### Data excerpts
• • • • •

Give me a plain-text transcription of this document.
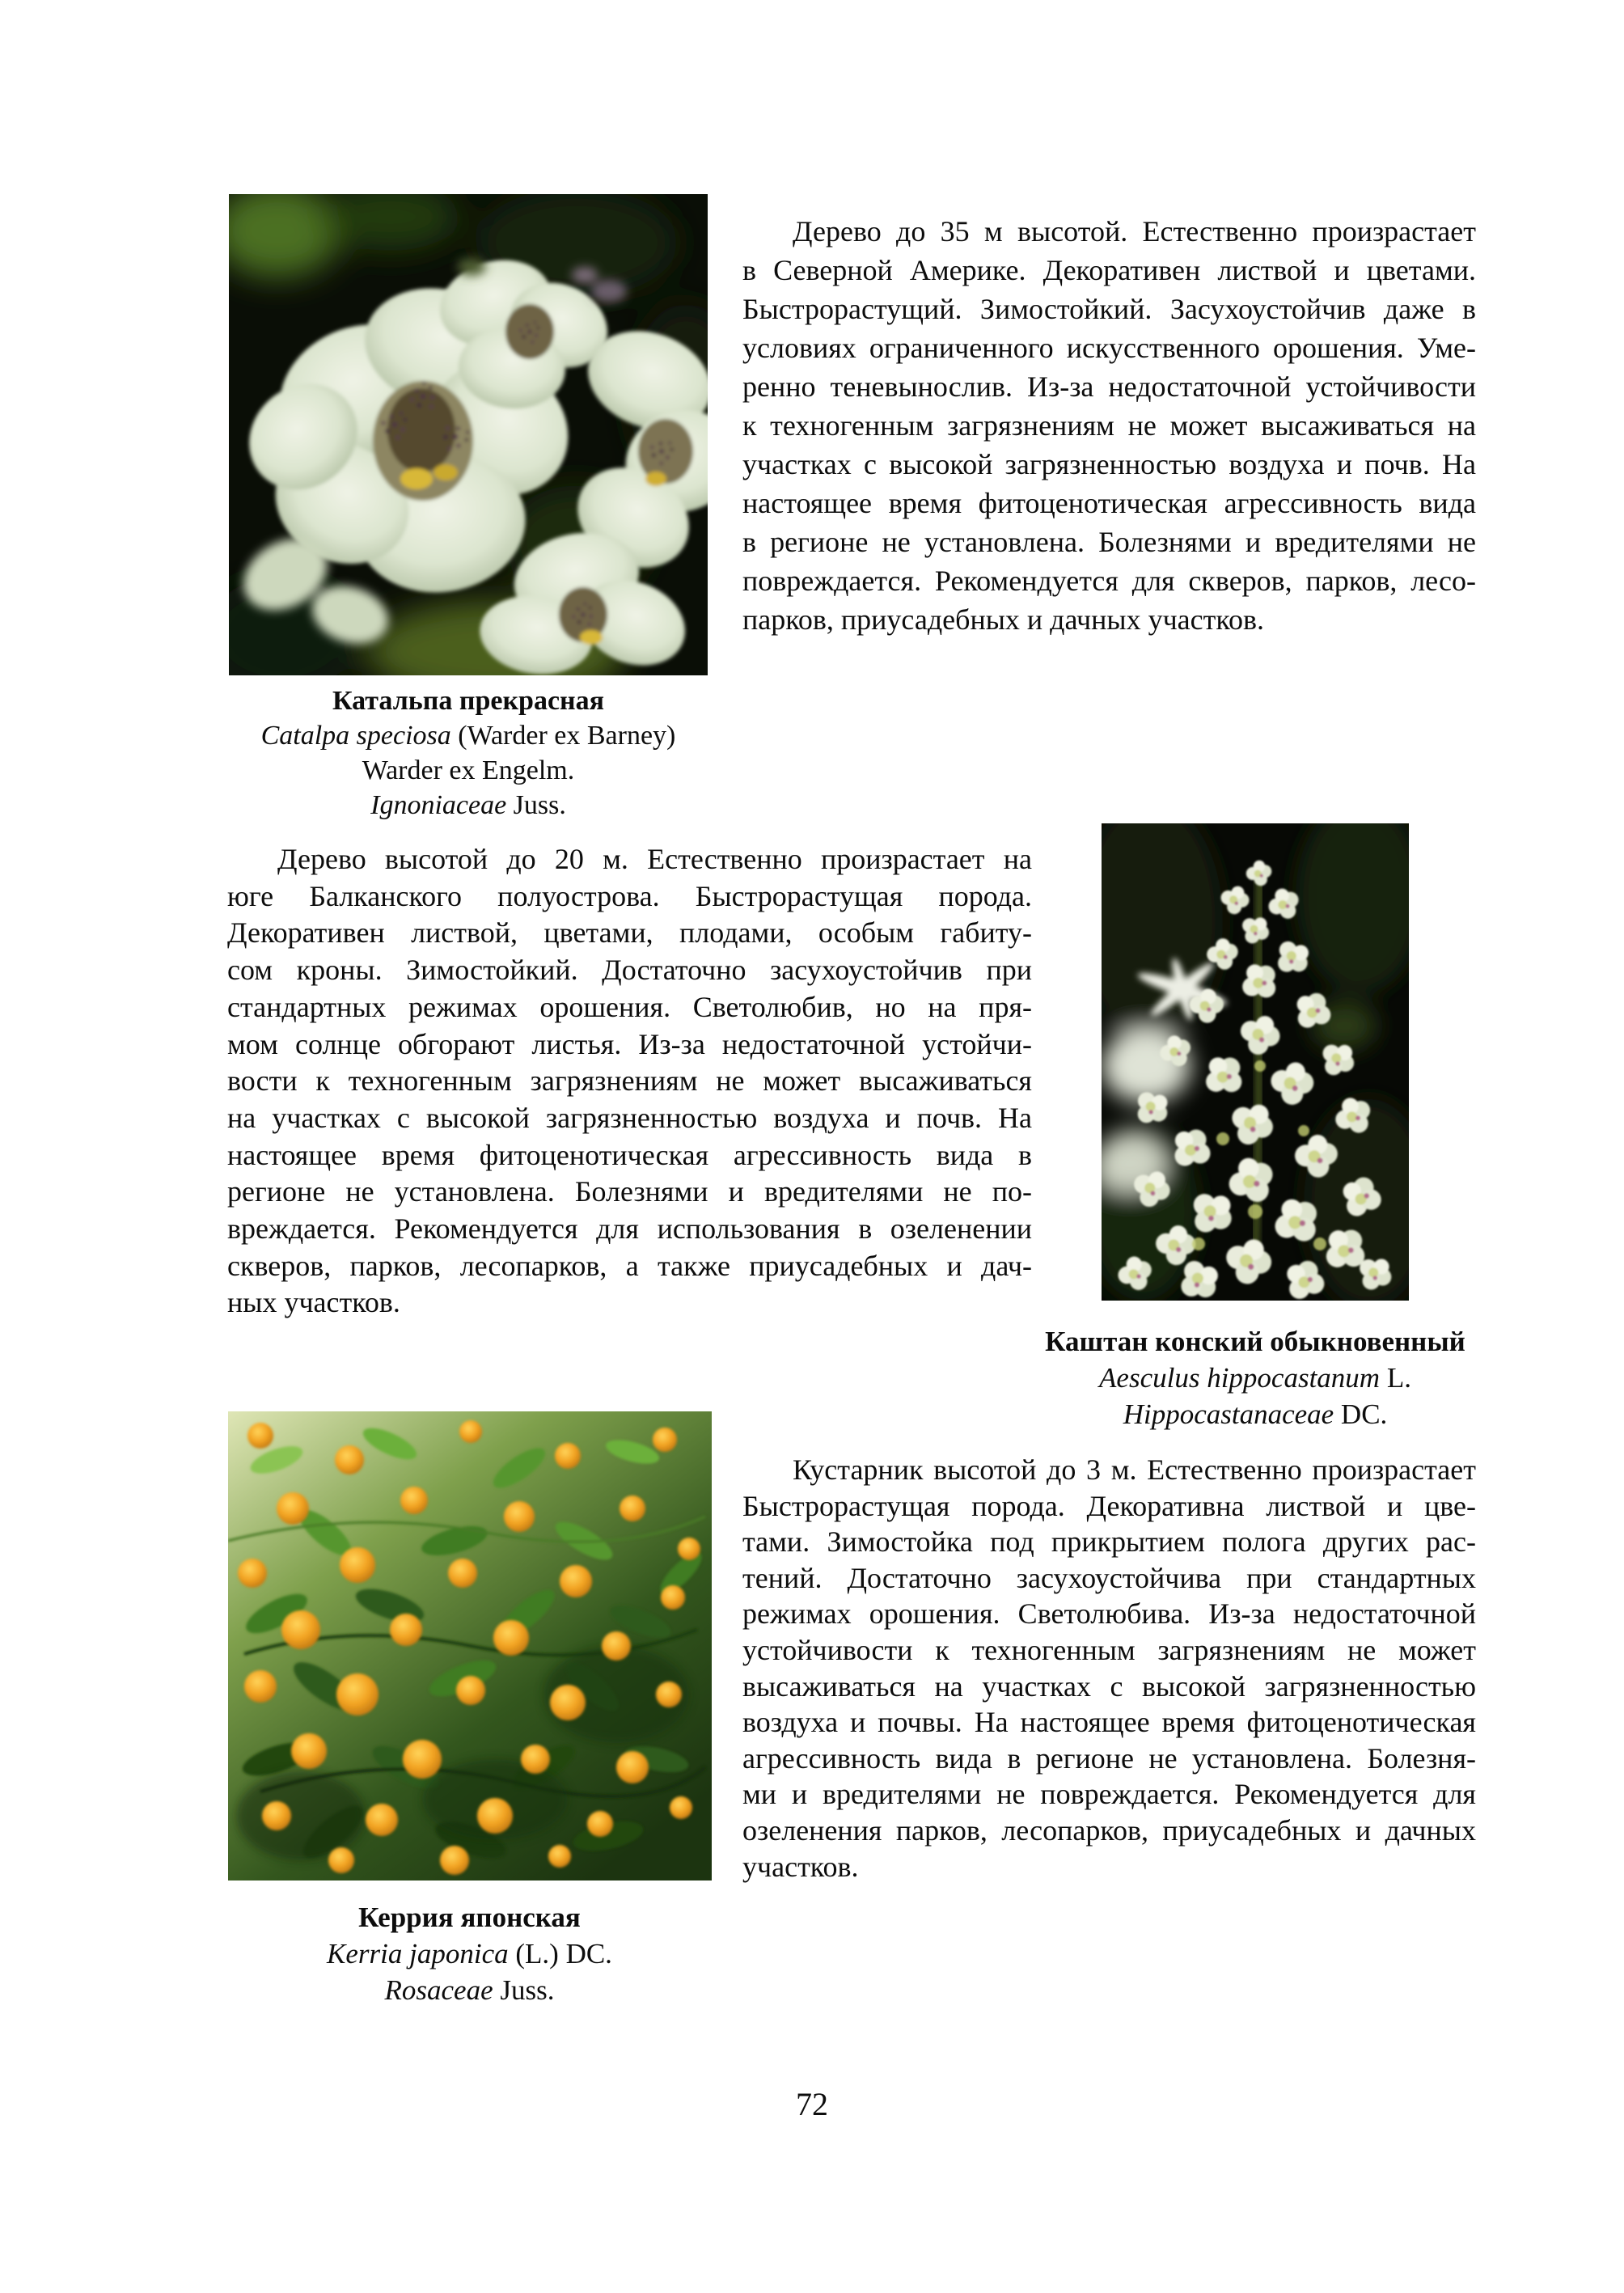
Катальпа прекрасная
Catalpa speciosa (Warder ex Barney)
Warder ex Engelm.
Ignoniaceae Juss.
Дерево до 35 м высотой. Естественно произрастает
в Северной Америке. Декоративен листвой и цветами.
Быстрорастущий. Зимостойкий. Засухоустойчив даже в
условиях ограниченного искусственного орошения. Уме-
ренно теневынослив. Из-за недостаточной устойчивости
к техногенным загрязнениям не может высаживаться на
участках с высокой загрязненностью воздуха и почв. На
настоящее время фитоценотическая агрессивность вида
в регионе не установлена. Болезнями и вредителями не
повреждается. Рекомендуется для скверов, парков, лесо-
парков, приусадебных и дачных участков.
Дерево высотой до 20 м. Естественно произрастает на
юге Балканского полуострова. Быстрорастущая порода.
Декоративен листвой, цветами, плодами, особым габиту-
сом кроны. Зимостойкий. Достаточно засухоустойчив при
стандартных режимах орошения. Светолюбив, но на пря-
мом солнце обгорают листья. Из-за недостаточной устойчи-
вости к техногенным загрязнениям не может высаживаться
на участках с высокой загрязненностью воздуха и почв. На
настоящее время фитоценотическая агрессивность вида в
регионе не установлена. Болезнями и вредителями не по-
вреждается. Рекомендуется для использования в озеленении
скверов, парков, лесопарков, а также приусадебных и дач-
ных участков.
Каштан конский обыкновенный
Aesculus hippocastanum L.
Hippocastanaceae DC.
Кустарник высотой до 3 м. Естественно произрастает
Быстрорастущая порода. Декоративна листвой и цве-
тами. Зимостойка под прикрытием полога других рас-
тений. Достаточно засухоустойчива при стандартных
режимах орошения. Светолюбива. Из-за недостаточной
устойчивости к техногенным загрязнениям не может
высаживаться на участках с высокой загрязненностью
воздуха и почвы. На настоящее время фитоценотическая
агрессивность вида в регионе не установлена. Болезня-
ми и вредителями не повреждается. Рекомендуется для
озеленения парков, лесопарков, приусадебных и дачных
участков.
Керрия японская
Kerria japonica (L.) DC.
Rosaceae Juss.
72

• • • • •

### Brief
Copy each line that contains the word "Зимостойкий".

### Output of the task
Быстрорастущий. Зимостойкий. Засухоустойчив даже в
сом кроны. Зимостойкий. Достаточно засухоустойчив при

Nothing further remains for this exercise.